[EXERCISE INSTRUCTIONS] Select every line containing the word "this" from the material, and copy those lines.

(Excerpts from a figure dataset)
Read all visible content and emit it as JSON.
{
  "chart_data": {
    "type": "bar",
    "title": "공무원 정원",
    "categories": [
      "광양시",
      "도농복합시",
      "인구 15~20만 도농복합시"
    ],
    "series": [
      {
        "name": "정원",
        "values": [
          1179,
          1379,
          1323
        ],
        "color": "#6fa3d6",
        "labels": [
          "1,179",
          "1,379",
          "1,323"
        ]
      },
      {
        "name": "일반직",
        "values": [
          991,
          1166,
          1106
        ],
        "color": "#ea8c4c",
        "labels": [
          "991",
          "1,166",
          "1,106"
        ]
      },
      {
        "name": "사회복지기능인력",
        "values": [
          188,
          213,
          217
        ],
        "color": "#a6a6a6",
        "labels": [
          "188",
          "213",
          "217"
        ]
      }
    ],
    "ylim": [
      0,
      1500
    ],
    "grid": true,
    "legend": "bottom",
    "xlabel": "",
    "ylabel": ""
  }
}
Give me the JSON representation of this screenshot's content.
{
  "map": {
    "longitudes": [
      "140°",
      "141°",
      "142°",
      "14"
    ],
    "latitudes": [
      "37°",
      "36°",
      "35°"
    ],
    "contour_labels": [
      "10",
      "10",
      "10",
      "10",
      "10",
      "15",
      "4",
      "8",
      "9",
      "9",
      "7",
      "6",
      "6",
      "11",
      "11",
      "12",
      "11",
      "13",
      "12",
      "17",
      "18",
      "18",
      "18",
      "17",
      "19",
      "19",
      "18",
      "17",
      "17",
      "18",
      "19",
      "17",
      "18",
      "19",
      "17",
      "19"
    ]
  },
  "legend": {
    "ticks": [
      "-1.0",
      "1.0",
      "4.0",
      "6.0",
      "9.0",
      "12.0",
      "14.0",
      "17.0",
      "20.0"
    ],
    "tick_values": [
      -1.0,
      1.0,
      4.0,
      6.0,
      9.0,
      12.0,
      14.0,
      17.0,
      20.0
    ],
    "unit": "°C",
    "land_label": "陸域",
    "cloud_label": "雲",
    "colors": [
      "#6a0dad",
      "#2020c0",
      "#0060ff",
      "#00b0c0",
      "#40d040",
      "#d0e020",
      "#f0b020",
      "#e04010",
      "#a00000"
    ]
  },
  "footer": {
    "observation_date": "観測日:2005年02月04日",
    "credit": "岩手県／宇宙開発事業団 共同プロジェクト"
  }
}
---
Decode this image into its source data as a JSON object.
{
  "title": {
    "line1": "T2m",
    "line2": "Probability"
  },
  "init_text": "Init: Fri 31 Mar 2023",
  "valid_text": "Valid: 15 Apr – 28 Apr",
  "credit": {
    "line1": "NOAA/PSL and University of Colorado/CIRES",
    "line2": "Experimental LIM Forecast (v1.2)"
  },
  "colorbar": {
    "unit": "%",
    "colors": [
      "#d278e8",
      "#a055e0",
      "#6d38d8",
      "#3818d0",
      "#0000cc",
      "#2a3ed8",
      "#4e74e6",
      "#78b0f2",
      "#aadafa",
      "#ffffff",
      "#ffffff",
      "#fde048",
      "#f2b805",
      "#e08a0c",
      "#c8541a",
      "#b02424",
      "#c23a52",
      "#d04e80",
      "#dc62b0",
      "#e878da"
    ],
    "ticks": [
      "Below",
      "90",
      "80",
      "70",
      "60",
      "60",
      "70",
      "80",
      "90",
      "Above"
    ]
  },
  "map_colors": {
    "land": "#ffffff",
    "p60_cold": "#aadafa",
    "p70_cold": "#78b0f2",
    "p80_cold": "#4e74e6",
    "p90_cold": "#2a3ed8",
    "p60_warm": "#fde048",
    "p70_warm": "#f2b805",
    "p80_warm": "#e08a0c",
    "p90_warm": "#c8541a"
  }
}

[REPLY]
Give me the JSON representation of this screenshot's content.
Decode this image into its source data as a JSON object.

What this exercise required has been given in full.